Tuesday, September 28, 2010

It Takes a Lot of Sunshine....to Make a Super Tuscan Wine !!

I do want to share some more on Alsace wine but this entry is dedicated to my friend Alessandro Dondi at Castello di Bolgheri.

Check out the rich history and tradition of the Castello di Bolgheri by clicking on the above link.
I had the pleasure of meeting Alessandro a couple of years ago while doing a tour of Tuscany with my California wine loving friend Sanjoy Ghose.
Castello di Bolgheri is located in the town of Bolgheri, on the Etruscan coast in the province of Livorno. We were scheduled to visit Ornellaia, the very well known and excellent producers of the Super Tuscan, Ornelaia. But since Sanjoy managed to get us to the coast way ahead of our appointment, we had plenty of time for lunch and a little sightseeing in Bolgheri. Just happened to walk into this delightful shop selling locally produced body lotions and creams. I asked the owner why do people drive all the way to the coast to visit Bolgheri. Ah, but of course, Bolgheri is where the famous Italian poet
Giosuè Carducci wrote the poem "Davanti a San Guido", giving everlasting fame to the Viale dei Cipressi ( Cypresses ) As you drive into the town of Bolgheri these stately 200 year old Cypress trees line the road on both sides for a 5 KM stretch.
Then, the charming owner of the shop, Beata, asked me what brought me to Bolgheri. When I told her I was on a wine tasting, wine writing tour of Tuscany, she insisted we meet her husband Alessandro, the wine maker at Castello di Bolgheri. What a marvellous turn of events that turned out to be.

I won't go into details about Super Tuscans. I am sure you know about Sassicaia and the other Super Tuscans but both Sanjoy and I were overwhelmed and duly impressed by the amazing Super Tuscans Alessandro has produced.

The vineyards are about 70 meters above sea level. They are planted facing west southwest. The rows are perpendicular to the Mediterranean Sea
which during the hot summer days allows the afternoon winds coming from the sea to cool the vineyard. The soils are sandy-clayey, skeletal and stone rich and a pH which is mostly basic. This "terroir" produces wines of great subtlety, smooth soft tannins and great complexity with rich aromatics. I noticed when Alex took us into the vineyards that he did a quick inspection of the Cabernet grapes, giving them a gentle squeeze. When I asked him about it
he explained that he wants the skins just

to start getting a touch of softness and that is when he wants to pick. Of course he does lab testing as well. Then he told us that they would be picking these Cabernet grapes tomorrow. Looking a few rows over, he indicated that those Cabernet, Castello was growing for Ornelaia, but that they were not planning to pick for a couple of weeks.

++++

### What to do:
**a)** Answer these questions using the Bolgheri blog entry, one line each:
(i) According to the text, what is the name of the shop owner the writer met in Bolgheri?
(ii) For how long a stretch do the Cypress trees line the road into Bolgheri?
(iii) About how many meters above sea level are the vineyards?
**b)** Rewrite the part of the Bolgheri blog entry that opens with the words containing "Then, the charming" and closes with "turned out to be.", swapping "charming" for "friendly".
**c)** Render this sentence from the Bolgheri blog entry in Spanish: "The vineyards are about 70 meters above sea level."

### Information shown:

++++

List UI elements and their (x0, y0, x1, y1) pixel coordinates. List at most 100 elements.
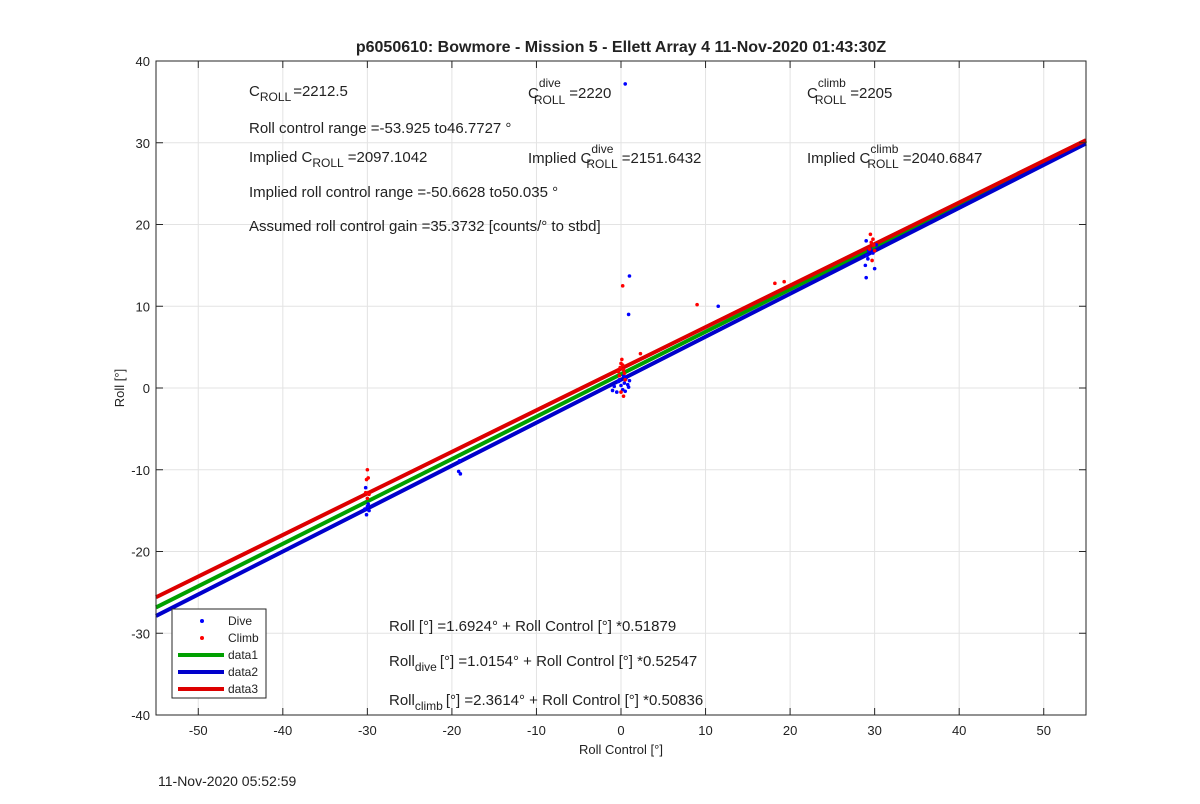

++++

### Answers to each task:
**a)**
(i) Beata
(ii) 5 KM
(iii) About 70 meters

**b)**
Then, the friendly owner of the shop, Beata, asked me what brought me to Bolgheri. When I told her I was on a wine tasting, wine writing tour of Tuscany, she insisted we meet her husband Alessandro, the wine maker at Castello di Bolgheri. What a marvellous turn of events that turned out to be.

**c)** Los viñedos están a unos 70 metros sobre el nivel del mar.